━━━ ROWS

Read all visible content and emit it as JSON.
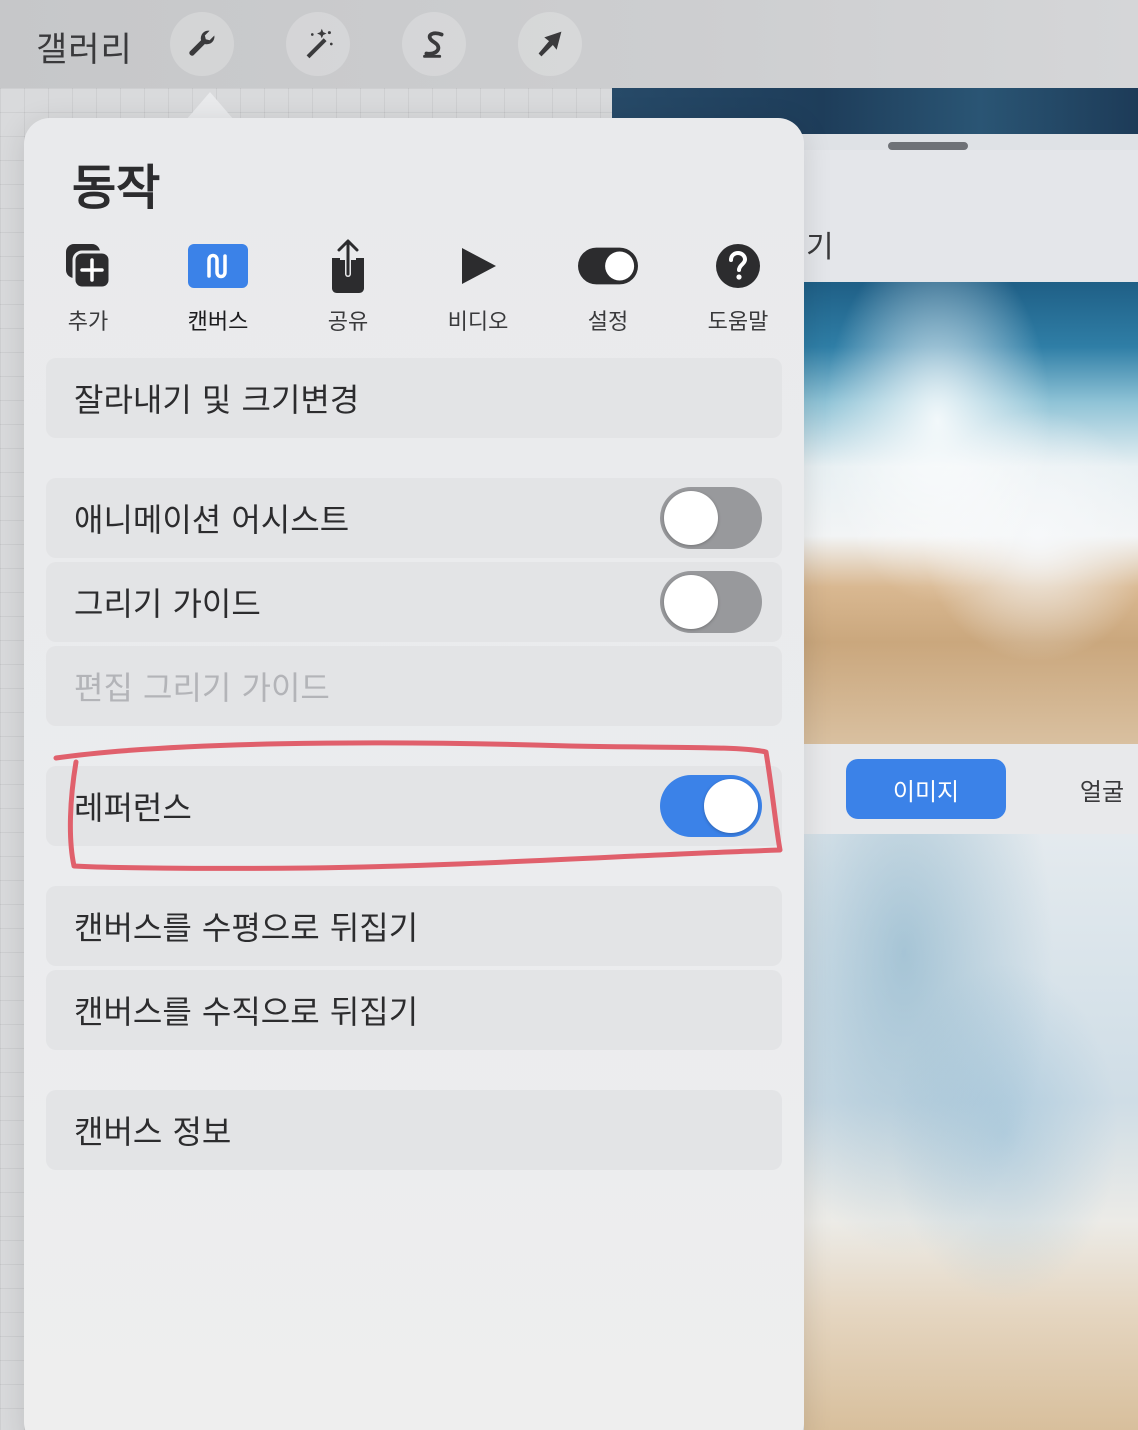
{
  "topbar": {
    "gallery_label": "갤러리",
    "tools": [
      "wrench-icon",
      "magic-wand-icon",
      "s-curve-icon",
      "arrow-icon"
    ]
  },
  "actions": {
    "title": "동작",
    "categories": [
      {
        "label": "추가",
        "icon": "add-layer-icon",
        "active": false
      },
      {
        "label": "캔버스",
        "icon": "canvas-icon",
        "active": true
      },
      {
        "label": "공유",
        "icon": "share-icon",
        "active": false
      },
      {
        "label": "비디오",
        "icon": "play-icon",
        "active": false
      },
      {
        "label": "설정",
        "icon": "toggle-icon",
        "active": false
      },
      {
        "label": "도움말",
        "icon": "help-icon",
        "active": false
      }
    ],
    "items": {
      "crop_resize": "잘라내기 및 크기변경",
      "animation_assist": {
        "label": "애니메이션 어시스트",
        "on": false
      },
      "drawing_guide": {
        "label": "그리기 가이드",
        "on": false
      },
      "edit_drawing_guide": "편집 그리기 가이드",
      "reference": {
        "label": "레퍼런스",
        "on": true
      },
      "flip_horizontal": "캔버스를 수평으로 뒤집기",
      "flip_vertical": "캔버스를 수직으로 뒤집기",
      "canvas_info": "캔버스 정보"
    }
  },
  "reference_panel": {
    "title_fragment": "기",
    "tabs": [
      {
        "label": "이미지",
        "active": true
      },
      {
        "label": "얼굴",
        "active": false
      }
    ]
  },
  "colors": {
    "accent": "#3b82e8",
    "annotation": "#e0606c"
  }
}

━━━━━━

> _PROBLEM STATEMENT_: Where a line in the entries holds "캔버스를", copy that line.

> _TASK SOLUTION_:
      "flip_horizontal": "캔버스를 수평으로 뒤집기",
      "flip_vertical": "캔버스를 수직으로 뒤집기",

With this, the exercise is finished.